:: Exercise ::
Retype the material below. Keep every word exactly as it is.

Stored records
— begin —

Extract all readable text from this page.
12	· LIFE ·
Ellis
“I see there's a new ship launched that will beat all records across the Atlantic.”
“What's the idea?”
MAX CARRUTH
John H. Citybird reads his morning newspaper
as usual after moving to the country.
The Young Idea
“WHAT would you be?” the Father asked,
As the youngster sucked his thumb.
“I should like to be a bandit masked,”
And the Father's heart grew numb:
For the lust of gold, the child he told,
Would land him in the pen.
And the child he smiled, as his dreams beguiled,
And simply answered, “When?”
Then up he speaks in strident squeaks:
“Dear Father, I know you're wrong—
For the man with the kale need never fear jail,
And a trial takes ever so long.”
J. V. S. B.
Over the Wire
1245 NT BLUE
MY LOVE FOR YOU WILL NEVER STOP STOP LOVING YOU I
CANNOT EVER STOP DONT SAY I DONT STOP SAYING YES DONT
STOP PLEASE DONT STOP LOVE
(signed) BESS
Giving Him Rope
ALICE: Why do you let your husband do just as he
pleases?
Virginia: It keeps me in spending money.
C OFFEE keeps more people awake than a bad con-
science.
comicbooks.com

— end —

:: Response below ::
Extract all readable text from this page.
12	· LIFE ·
Ellis
“I see there's a new ship launched that will beat all records across the Atlantic.”
“What's the idea?”
MAX CARRUTH
John H. Citybird reads his morning newspaper
as usual after moving to the country.
The Young Idea
“WHAT would you be?” the Father asked,
As the youngster sucked his thumb.
“I should like to be a bandit masked,”
And the Father's heart grew numb:
For the lust of gold, the child he told,
Would land him in the pen.
And the child he smiled, as his dreams beguiled,
And simply answered, “When?”
Then up he speaks in strident squeaks:
“Dear Father, I know you're wrong—
For the man with the kale need never fear jail,
And a trial takes ever so long.”
J. V. S. B.
Over the Wire
1245 NT BLUE
MY LOVE FOR YOU WILL NEVER STOP STOP LOVING YOU I
CANNOT EVER STOP DONT SAY I DONT STOP SAYING YES DONT
STOP PLEASE DONT STOP LOVE
(signed) BESS
Giving Him Rope
ALICE: Why do you let your husband do just as he
pleases?
Virginia: It keeps me in spending money.
C OFFEE keeps more people awake than a bad con-
science.
comicbooks.com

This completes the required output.